Given instruction - Reproduce the listing below without any change.

---- Available records

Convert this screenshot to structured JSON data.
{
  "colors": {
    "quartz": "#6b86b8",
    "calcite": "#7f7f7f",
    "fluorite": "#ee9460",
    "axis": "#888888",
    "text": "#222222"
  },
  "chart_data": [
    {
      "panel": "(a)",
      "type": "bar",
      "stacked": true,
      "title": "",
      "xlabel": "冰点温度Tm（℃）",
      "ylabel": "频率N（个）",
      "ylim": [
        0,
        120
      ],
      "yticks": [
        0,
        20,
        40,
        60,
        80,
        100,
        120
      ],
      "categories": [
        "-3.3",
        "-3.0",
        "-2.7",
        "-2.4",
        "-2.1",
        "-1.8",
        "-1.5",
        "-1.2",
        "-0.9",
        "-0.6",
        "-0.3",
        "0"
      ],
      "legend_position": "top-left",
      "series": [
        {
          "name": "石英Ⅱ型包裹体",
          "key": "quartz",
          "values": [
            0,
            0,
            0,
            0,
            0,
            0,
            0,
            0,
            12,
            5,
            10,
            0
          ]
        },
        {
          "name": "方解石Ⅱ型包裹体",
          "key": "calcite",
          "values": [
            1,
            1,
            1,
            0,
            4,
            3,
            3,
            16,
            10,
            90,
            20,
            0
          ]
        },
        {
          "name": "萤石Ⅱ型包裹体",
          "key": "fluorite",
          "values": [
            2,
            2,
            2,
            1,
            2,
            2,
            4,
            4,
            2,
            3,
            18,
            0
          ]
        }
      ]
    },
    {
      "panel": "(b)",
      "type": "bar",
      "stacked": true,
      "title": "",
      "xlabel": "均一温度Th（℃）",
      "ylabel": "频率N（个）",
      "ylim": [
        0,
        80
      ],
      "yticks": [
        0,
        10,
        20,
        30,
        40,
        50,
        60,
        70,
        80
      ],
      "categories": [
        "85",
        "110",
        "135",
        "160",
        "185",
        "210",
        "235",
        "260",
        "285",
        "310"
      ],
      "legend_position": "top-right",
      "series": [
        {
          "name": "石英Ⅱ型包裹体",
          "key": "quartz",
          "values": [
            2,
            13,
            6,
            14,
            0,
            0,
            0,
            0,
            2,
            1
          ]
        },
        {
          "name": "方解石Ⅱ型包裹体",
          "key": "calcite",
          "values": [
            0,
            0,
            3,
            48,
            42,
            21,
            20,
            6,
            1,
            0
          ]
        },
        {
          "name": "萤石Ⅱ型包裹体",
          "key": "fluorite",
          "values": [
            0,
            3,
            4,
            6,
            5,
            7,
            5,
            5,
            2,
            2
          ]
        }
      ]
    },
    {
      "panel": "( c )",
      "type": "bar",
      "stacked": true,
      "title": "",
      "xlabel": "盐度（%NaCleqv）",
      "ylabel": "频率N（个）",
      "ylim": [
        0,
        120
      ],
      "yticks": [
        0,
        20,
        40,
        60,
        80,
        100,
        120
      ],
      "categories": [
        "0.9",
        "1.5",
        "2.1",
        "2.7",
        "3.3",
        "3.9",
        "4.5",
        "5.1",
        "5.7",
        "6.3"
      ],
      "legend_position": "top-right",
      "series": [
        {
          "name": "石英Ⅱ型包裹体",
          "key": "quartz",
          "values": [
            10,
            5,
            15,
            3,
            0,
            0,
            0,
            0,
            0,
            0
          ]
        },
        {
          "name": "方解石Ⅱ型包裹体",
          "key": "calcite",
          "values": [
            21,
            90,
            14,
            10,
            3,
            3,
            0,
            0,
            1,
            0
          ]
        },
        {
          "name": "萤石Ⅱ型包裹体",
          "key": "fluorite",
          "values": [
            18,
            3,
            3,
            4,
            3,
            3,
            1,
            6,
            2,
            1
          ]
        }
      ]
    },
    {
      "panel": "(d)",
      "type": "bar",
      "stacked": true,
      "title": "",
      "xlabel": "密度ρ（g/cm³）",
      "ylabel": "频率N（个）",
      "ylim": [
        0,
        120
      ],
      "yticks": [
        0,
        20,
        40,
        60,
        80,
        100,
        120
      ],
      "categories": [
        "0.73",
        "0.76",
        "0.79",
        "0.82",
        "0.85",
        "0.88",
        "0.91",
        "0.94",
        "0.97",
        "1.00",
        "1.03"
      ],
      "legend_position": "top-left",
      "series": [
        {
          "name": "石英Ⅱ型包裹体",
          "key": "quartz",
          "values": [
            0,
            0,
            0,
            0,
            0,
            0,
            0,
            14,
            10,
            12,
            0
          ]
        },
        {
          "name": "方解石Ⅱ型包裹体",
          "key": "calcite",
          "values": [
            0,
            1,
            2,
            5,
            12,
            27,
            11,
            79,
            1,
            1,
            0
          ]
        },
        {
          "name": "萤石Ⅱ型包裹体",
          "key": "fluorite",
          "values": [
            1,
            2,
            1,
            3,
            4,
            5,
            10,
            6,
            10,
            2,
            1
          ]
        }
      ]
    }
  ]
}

--------

Task response -
Convert this screenshot to structured JSON data.
{
  "colors": {
    "quartz": "#6b86b8",
    "calcite": "#7f7f7f",
    "fluorite": "#ee9460",
    "axis": "#888888",
    "text": "#222222"
  },
  "chart_data": [
    {
      "panel": "(a)",
      "type": "bar",
      "stacked": true,
      "title": "",
      "xlabel": "冰点温度Tm（℃）",
      "ylabel": "频率N（个）",
      "ylim": [
        0,
        120
      ],
      "yticks": [
        0,
        20,
        40,
        60,
        80,
        100,
        120
      ],
      "categories": [
        "-3.3",
        "-3.0",
        "-2.7",
        "-2.4",
        "-2.1",
        "-1.8",
        "-1.5",
        "-1.2",
        "-0.9",
        "-0.6",
        "-0.3",
        "0"
      ],
      "legend_position": "top-left",
      "series": [
        {
          "name": "石英Ⅱ型包裹体",
          "key": "quartz",
          "values": [
            0,
            0,
            0,
            0,
            0,
            0,
            0,
            0,
            12,
            5,
            10,
            0
          ]
        },
        {
          "name": "方解石Ⅱ型包裹体",
          "key": "calcite",
          "values": [
            1,
            1,
            1,
            0,
            4,
            3,
            3,
            16,
            10,
            90,
            20,
            0
          ]
        },
        {
          "name": "萤石Ⅱ型包裹体",
          "key": "fluorite",
          "values": [
            2,
            2,
            2,
            1,
            2,
            2,
            4,
            4,
            2,
            3,
            18,
            0
          ]
        }
      ]
    },
    {
      "panel": "(b)",
      "type": "bar",
      "stacked": true,
      "title": "",
      "xlabel": "均一温度Th（℃）",
      "ylabel": "频率N（个）",
      "ylim": [
        0,
        80
      ],
      "yticks": [
        0,
        10,
        20,
        30,
        40,
        50,
        60,
        70,
        80
      ],
      "categories": [
        "85",
        "110",
        "135",
        "160",
        "185",
        "210",
        "235",
        "260",
        "285",
        "310"
      ],
      "legend_position": "top-right",
      "series": [
        {
          "name": "石英Ⅱ型包裹体",
          "key": "quartz",
          "values": [
            2,
            13,
            6,
            14,
            0,
            0,
            0,
            0,
            2,
            1
          ]
        },
        {
          "name": "方解石Ⅱ型包裹体",
          "key": "calcite",
          "values": [
            0,
            0,
            3,
            48,
            42,
            21,
            20,
            6,
            1,
            0
          ]
        },
        {
          "name": "萤石Ⅱ型包裹体",
          "key": "fluorite",
          "values": [
            0,
            3,
            4,
            6,
            5,
            7,
            5,
            5,
            2,
            2
          ]
        }
      ]
    },
    {
      "panel": "( c )",
      "type": "bar",
      "stacked": true,
      "title": "",
      "xlabel": "盐度（%NaCleqv）",
      "ylabel": "频率N（个）",
      "ylim": [
        0,
        120
      ],
      "yticks": [
        0,
        20,
        40,
        60,
        80,
        100,
        120
      ],
      "categories": [
        "0.9",
        "1.5",
        "2.1",
        "2.7",
        "3.3",
        "3.9",
        "4.5",
        "5.1",
        "5.7",
        "6.3"
      ],
      "legend_position": "top-right",
      "series": [
        {
          "name": "石英Ⅱ型包裹体",
          "key": "quartz",
          "values": [
            10,
            5,
            15,
            3,
            0,
            0,
            0,
            0,
            0,
            0
          ]
        },
        {
          "name": "方解石Ⅱ型包裹体",
          "key": "calcite",
          "values": [
            21,
            90,
            14,
            10,
            3,
            3,
            0,
            0,
            1,
            0
          ]
        },
        {
          "name": "萤石Ⅱ型包裹体",
          "key": "fluorite",
          "values": [
            18,
            3,
            3,
            4,
            3,
            3,
            1,
            6,
            2,
            1
          ]
        }
      ]
    },
    {
      "panel": "(d)",
      "type": "bar",
      "stacked": true,
      "title": "",
      "xlabel": "密度ρ（g/cm³）",
      "ylabel": "频率N（个）",
      "ylim": [
        0,
        120
      ],
      "yticks": [
        0,
        20,
        40,
        60,
        80,
        100,
        120
      ],
      "categories": [
        "0.73",
        "0.76",
        "0.79",
        "0.82",
        "0.85",
        "0.88",
        "0.91",
        "0.94",
        "0.97",
        "1.00",
        "1.03"
      ],
      "legend_position": "top-left",
      "series": [
        {
          "name": "石英Ⅱ型包裹体",
          "key": "quartz",
          "values": [
            0,
            0,
            0,
            0,
            0,
            0,
            0,
            14,
            10,
            12,
            0
          ]
        },
        {
          "name": "方解石Ⅱ型包裹体",
          "key": "calcite",
          "values": [
            0,
            1,
            2,
            5,
            12,
            27,
            11,
            79,
            1,
            1,
            0
          ]
        },
        {
          "name": "萤石Ⅱ型包裹体",
          "key": "fluorite",
          "values": [
            1,
            2,
            1,
            3,
            4,
            5,
            10,
            6,
            10,
            2,
            1
          ]
        }
      ]
    }
  ]
}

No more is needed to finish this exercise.